Collected data
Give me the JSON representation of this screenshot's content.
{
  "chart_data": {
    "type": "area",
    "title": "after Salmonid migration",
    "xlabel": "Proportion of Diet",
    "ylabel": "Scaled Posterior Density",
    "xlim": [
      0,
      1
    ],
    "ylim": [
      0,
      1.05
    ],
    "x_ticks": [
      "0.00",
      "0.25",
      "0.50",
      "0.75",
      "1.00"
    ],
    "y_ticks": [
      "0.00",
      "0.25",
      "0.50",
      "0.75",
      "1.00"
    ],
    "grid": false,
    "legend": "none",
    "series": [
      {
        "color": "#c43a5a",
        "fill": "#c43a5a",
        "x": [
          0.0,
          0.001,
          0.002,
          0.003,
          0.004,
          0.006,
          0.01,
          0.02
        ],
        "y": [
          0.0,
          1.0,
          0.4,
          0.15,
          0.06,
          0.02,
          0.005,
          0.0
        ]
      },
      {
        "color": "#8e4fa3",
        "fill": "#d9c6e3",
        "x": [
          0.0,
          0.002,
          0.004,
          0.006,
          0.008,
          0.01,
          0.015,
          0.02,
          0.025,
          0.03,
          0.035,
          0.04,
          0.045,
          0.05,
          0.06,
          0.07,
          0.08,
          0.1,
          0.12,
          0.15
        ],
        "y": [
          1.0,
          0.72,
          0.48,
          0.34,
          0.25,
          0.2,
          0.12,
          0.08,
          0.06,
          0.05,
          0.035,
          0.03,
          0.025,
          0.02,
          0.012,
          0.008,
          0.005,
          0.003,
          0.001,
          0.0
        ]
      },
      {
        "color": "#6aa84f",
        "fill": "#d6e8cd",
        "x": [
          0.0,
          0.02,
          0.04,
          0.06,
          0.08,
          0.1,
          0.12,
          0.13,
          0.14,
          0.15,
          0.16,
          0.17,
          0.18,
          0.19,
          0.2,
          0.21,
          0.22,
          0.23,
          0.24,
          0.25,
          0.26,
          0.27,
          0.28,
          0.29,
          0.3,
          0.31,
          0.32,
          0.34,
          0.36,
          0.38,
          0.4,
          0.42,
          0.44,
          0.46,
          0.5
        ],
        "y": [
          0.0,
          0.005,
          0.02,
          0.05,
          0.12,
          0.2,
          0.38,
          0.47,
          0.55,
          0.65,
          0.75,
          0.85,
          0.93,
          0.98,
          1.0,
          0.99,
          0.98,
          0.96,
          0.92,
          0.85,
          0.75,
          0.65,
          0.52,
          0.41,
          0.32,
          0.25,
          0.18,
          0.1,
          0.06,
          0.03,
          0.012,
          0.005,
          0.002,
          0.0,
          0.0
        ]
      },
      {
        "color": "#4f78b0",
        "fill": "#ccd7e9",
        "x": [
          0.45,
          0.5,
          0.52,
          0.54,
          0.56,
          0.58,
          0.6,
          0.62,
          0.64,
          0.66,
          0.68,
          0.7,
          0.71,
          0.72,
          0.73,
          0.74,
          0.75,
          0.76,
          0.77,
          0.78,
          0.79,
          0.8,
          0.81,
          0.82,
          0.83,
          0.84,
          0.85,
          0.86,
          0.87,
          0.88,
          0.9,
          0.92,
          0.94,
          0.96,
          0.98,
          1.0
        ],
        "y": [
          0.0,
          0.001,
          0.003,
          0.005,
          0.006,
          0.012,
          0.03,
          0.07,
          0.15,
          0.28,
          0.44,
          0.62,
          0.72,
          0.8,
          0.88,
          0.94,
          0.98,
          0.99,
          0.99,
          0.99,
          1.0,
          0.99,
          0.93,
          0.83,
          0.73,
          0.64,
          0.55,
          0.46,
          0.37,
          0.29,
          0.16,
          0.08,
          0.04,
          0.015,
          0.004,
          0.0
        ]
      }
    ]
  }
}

● **WHAT YOU HAVE TO DO**:
How many of the lines above include the word "color"? Respond with the number alone.

● **EXERCISE SOLUTION**:
4